**Task details:** Please set out every line of the material below as a Markdown table with two columns, No. and Entry, numbering each row and leaving out any blank lines.

**Records provided:**
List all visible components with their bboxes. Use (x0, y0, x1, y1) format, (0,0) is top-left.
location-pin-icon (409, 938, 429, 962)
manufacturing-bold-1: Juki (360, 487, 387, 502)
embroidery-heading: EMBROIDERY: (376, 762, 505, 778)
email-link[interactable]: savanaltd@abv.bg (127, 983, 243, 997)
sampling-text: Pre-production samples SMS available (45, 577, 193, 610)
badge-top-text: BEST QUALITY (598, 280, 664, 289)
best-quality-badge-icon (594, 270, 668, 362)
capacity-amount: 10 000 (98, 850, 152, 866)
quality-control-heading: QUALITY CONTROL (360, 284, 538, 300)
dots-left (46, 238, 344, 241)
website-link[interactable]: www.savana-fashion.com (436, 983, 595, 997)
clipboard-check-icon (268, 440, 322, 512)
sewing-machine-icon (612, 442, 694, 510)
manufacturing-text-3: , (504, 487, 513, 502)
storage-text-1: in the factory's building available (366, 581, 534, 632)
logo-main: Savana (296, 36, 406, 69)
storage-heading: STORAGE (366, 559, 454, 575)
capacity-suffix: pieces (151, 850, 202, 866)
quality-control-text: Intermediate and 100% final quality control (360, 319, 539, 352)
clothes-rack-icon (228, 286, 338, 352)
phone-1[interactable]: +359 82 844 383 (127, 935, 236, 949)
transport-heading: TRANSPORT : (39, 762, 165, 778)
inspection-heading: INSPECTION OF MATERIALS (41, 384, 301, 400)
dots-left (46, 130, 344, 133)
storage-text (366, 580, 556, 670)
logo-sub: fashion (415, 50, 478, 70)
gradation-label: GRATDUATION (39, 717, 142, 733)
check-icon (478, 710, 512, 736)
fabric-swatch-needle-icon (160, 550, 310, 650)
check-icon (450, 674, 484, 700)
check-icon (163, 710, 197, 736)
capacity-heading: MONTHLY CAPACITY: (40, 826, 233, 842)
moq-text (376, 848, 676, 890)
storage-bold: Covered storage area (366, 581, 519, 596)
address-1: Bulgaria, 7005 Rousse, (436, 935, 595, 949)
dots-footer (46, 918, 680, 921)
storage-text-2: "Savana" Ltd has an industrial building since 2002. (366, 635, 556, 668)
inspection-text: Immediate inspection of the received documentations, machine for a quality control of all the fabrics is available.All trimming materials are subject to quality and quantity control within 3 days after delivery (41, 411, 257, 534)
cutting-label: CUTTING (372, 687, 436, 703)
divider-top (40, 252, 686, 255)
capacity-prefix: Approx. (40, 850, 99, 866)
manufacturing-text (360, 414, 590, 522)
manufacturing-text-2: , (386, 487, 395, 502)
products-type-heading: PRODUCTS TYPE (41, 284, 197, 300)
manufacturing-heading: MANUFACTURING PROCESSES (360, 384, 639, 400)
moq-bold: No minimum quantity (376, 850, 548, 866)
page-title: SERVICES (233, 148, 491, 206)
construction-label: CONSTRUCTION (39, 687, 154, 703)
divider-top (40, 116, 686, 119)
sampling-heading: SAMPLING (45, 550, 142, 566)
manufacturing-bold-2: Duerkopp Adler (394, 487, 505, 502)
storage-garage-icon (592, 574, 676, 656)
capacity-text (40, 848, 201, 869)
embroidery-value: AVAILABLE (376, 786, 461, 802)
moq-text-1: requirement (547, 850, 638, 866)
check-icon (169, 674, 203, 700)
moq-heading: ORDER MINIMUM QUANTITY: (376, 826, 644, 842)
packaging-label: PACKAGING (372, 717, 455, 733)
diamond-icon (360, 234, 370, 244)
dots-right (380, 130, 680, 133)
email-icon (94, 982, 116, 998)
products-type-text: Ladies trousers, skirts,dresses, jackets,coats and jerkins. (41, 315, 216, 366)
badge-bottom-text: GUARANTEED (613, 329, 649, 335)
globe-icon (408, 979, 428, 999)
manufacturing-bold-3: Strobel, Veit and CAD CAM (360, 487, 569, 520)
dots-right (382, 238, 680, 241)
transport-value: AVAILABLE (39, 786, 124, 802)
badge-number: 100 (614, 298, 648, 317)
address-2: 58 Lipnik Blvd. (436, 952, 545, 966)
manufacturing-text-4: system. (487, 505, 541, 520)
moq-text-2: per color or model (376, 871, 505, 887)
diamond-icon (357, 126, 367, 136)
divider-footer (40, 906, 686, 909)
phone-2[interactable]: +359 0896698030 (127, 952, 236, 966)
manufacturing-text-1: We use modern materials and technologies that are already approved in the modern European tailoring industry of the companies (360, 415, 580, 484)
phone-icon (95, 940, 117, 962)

**Result below:**
| No. | Entry |
|---|---|
| 1 | List all visible components with their bboxes. Use (x0, y0, x1, y1) format, (0,0) is top-left. |
| 2 | location-pin-icon (409, 938, 429, 962) |
| 3 | manufacturing-bold-1: Juki (360, 487, 387, 502) |
| 4 | embroidery-heading: EMBROIDERY: (376, 762, 505, 778) |
| 5 | email-link[interactable]: savanaltd@abv.bg (127, 983, 243, 997) |
| 6 | sampling-text: Pre-production samples SMS available (45, 577, 193, 610) |
| 7 | badge-top-text: BEST QUALITY (598, 280, 664, 289) |
| 8 | best-quality-badge-icon (594, 270, 668, 362) |
| 9 | capacity-amount: 10 000 (98, 850, 152, 866) |
| 10 | quality-control-heading: QUALITY CONTROL (360, 284, 538, 300) |
| 11 | dots-left (46, 238, 344, 241) |
| 12 | website-link[interactable]: www.savana-fashion.com (436, 983, 595, 997) |
| 13 | clipboard-check-icon (268, 440, 322, 512) |
| 14 | sewing-machine-icon (612, 442, 694, 510) |
| 15 | manufacturing-text-3: , (504, 487, 513, 502) |
| 16 | storage-text-1: in the factory's building available (366, 581, 534, 632) |
| 17 | logo-main: Savana (296, 36, 406, 69) |
| 18 | storage-heading: STORAGE (366, 559, 454, 575) |
| 19 | capacity-suffix: pieces (151, 850, 202, 866) |
| 20 | quality-control-text: Intermediate and 100% final quality control (360, 319, 539, 352) |
| 21 | clothes-rack-icon (228, 286, 338, 352) |
| 22 | phone-1[interactable]: +359 82 844 383 (127, 935, 236, 949) |
| 23 | transport-heading: TRANSPORT : (39, 762, 165, 778) |
| 24 | inspection-heading: INSPECTION OF MATERIALS (41, 384, 301, 400) |
| 25 | dots-left (46, 130, 344, 133) |
| 26 | storage-text (366, 580, 556, 670) |
| 27 | logo-sub: fashion (415, 50, 478, 70) |
| 28 | gradation-label: GRATDUATION (39, 717, 142, 733) |
| 29 | check-icon (478, 710, 512, 736) |
| 30 | fabric-swatch-needle-icon (160, 550, 310, 650) |
| 31 | check-icon (450, 674, 484, 700) |
| 32 | check-icon (163, 710, 197, 736) |
| 33 | capacity-heading: MONTHLY CAPACITY: (40, 826, 233, 842) |
| 34 | moq-text (376, 848, 676, 890) |
| 35 | storage-bold: Covered storage area (366, 581, 519, 596) |
| 36 | address-1: Bulgaria, 7005 Rousse, (436, 935, 595, 949) |
| 37 | dots-footer (46, 918, 680, 921) |
| 38 | storage-text-2: "Savana" Ltd has an industrial building since 2002. (366, 635, 556, 668) |
| 39 | inspection-text: Immediate inspection of the received documentations, machine for a quality control of all the fabrics is available.All trimming materials are subject to quality and quantity control within 3 days after delivery (41, 411, 257, 534) |
| 40 | cutting-label: CUTTING (372, 687, 436, 703) |
| 41 | divider-top (40, 252, 686, 255) |
| 42 | capacity-prefix: Approx. (40, 850, 99, 866) |
| 43 | manufacturing-text (360, 414, 590, 522) |
| 44 | manufacturing-text-2: , (386, 487, 395, 502) |
| 45 | products-type-heading: PRODUCTS TYPE (41, 284, 197, 300) |
| 46 | manufacturing-heading: MANUFACTURING PROCESSES (360, 384, 639, 400) |
| 47 | moq-bold: No minimum quantity (376, 850, 548, 866) |
| 48 | page-title: SERVICES (233, 148, 491, 206) |
| 49 | construction-label: CONSTRUCTION (39, 687, 154, 703) |
| 50 | divider-top (40, 116, 686, 119) |
| 51 | sampling-heading: SAMPLING (45, 550, 142, 566) |
| 52 | manufacturing-bold-2: Duerkopp Adler (394, 487, 505, 502) |
| 53 | storage-garage-icon (592, 574, 676, 656) |
| 54 | capacity-text (40, 848, 201, 869) |
| 55 | embroidery-value: AVAILABLE (376, 786, 461, 802) |
| 56 | moq-text-1: requirement (547, 850, 638, 866) |
| 57 | check-icon (169, 674, 203, 700) |
| 58 | moq-heading: ORDER MINIMUM QUANTITY: (376, 826, 644, 842) |
| 59 | packaging-label: PACKAGING (372, 717, 455, 733) |
| 60 | diamond-icon (360, 234, 370, 244) |
| 61 | dots-right (380, 130, 680, 133) |
| 62 | email-icon (94, 982, 116, 998) |
| 63 | products-type-text: Ladies trousers, skirts,dresses, jackets,coats and jerkins. (41, 315, 216, 366) |
| 64 | badge-bottom-text: GUARANTEED (613, 329, 649, 335) |
| 65 | globe-icon (408, 979, 428, 999) |
| 66 | manufacturing-bold-3: Strobel, Veit and CAD CAM (360, 487, 569, 520) |
| 67 | dots-right (382, 238, 680, 241) |
| 68 | transport-value: AVAILABLE (39, 786, 124, 802) |
| 69 | badge-number: 100 (614, 298, 648, 317) |
| 70 | address-2: 58 Lipnik Blvd. (436, 952, 545, 966) |
| 71 | manufacturing-text-4: system. (487, 505, 541, 520) |
| 72 | moq-text-2: per color or model (376, 871, 505, 887) |
| 73 | diamond-icon (357, 126, 367, 136) |
| 74 | divider-footer (40, 906, 686, 909) |
| 75 | phone-2[interactable]: +359 0896698030 (127, 952, 236, 966) |
| 76 | manufacturing-text-1: We use modern materials and technologies that are already approved in the modern European tailoring industry of the companies (360, 415, 580, 484) |
| 77 | phone-icon (95, 940, 117, 962) |